Give every entry again, word for word and in full.

[start DATA FOR PROCESSING]

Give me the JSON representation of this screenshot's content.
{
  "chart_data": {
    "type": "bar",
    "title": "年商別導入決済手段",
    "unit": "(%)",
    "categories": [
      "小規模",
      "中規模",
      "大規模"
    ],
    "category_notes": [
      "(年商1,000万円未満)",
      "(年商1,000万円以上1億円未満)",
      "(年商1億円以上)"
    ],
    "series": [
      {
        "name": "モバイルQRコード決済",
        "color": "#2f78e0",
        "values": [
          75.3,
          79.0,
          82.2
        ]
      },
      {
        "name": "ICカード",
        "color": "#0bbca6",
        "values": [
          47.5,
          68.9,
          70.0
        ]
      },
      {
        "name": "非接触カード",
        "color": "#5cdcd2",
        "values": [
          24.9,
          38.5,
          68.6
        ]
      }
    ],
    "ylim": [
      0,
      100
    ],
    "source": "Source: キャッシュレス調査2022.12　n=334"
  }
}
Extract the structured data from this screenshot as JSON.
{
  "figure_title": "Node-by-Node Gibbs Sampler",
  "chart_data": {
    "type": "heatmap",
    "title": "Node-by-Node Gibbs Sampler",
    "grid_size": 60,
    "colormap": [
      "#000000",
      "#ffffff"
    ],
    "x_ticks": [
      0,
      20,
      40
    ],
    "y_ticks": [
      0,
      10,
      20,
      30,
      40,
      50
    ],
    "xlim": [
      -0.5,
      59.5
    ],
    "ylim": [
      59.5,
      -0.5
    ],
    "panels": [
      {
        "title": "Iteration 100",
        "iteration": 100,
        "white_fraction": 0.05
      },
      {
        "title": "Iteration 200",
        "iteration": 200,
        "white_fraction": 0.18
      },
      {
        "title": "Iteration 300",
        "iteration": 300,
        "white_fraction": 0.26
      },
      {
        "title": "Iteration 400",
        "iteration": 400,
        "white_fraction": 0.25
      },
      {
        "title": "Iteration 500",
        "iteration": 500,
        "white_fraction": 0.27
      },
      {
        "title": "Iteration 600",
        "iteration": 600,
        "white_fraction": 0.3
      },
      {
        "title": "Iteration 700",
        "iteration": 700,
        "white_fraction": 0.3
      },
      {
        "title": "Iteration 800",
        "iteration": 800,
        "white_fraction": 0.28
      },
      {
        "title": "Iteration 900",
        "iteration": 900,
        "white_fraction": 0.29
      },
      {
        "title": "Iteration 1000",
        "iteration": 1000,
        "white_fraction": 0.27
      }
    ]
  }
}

[end DATA FOR PROCESSING]

THE REPLY:
Give me the JSON representation of this screenshot's content.
{
  "chart_data": {
    "type": "bar",
    "title": "年商別導入決済手段",
    "unit": "(%)",
    "categories": [
      "小規模",
      "中規模",
      "大規模"
    ],
    "category_notes": [
      "(年商1,000万円未満)",
      "(年商1,000万円以上1億円未満)",
      "(年商1億円以上)"
    ],
    "series": [
      {
        "name": "モバイルQRコード決済",
        "color": "#2f78e0",
        "values": [
          75.3,
          79.0,
          82.2
        ]
      },
      {
        "name": "ICカード",
        "color": "#0bbca6",
        "values": [
          47.5,
          68.9,
          70.0
        ]
      },
      {
        "name": "非接触カード",
        "color": "#5cdcd2",
        "values": [
          24.9,
          38.5,
          68.6
        ]
      }
    ],
    "ylim": [
      0,
      100
    ],
    "source": "Source: キャッシュレス調査2022.12　n=334"
  }
}
Extract the structured data from this screenshot as JSON.
{
  "figure_title": "Node-by-Node Gibbs Sampler",
  "chart_data": {
    "type": "heatmap",
    "title": "Node-by-Node Gibbs Sampler",
    "grid_size": 60,
    "colormap": [
      "#000000",
      "#ffffff"
    ],
    "x_ticks": [
      0,
      20,
      40
    ],
    "y_ticks": [
      0,
      10,
      20,
      30,
      40,
      50
    ],
    "xlim": [
      -0.5,
      59.5
    ],
    "ylim": [
      59.5,
      -0.5
    ],
    "panels": [
      {
        "title": "Iteration 100",
        "iteration": 100,
        "white_fraction": 0.05
      },
      {
        "title": "Iteration 200",
        "iteration": 200,
        "white_fraction": 0.18
      },
      {
        "title": "Iteration 300",
        "iteration": 300,
        "white_fraction": 0.26
      },
      {
        "title": "Iteration 400",
        "iteration": 400,
        "white_fraction": 0.25
      },
      {
        "title": "Iteration 500",
        "iteration": 500,
        "white_fraction": 0.27
      },
      {
        "title": "Iteration 600",
        "iteration": 600,
        "white_fraction": 0.3
      },
      {
        "title": "Iteration 700",
        "iteration": 700,
        "white_fraction": 0.3
      },
      {
        "title": "Iteration 800",
        "iteration": 800,
        "white_fraction": 0.28
      },
      {
        "title": "Iteration 900",
        "iteration": 900,
        "white_fraction": 0.29
      },
      {
        "title": "Iteration 1000",
        "iteration": 1000,
        "white_fraction": 0.27
      }
    ]
  }
}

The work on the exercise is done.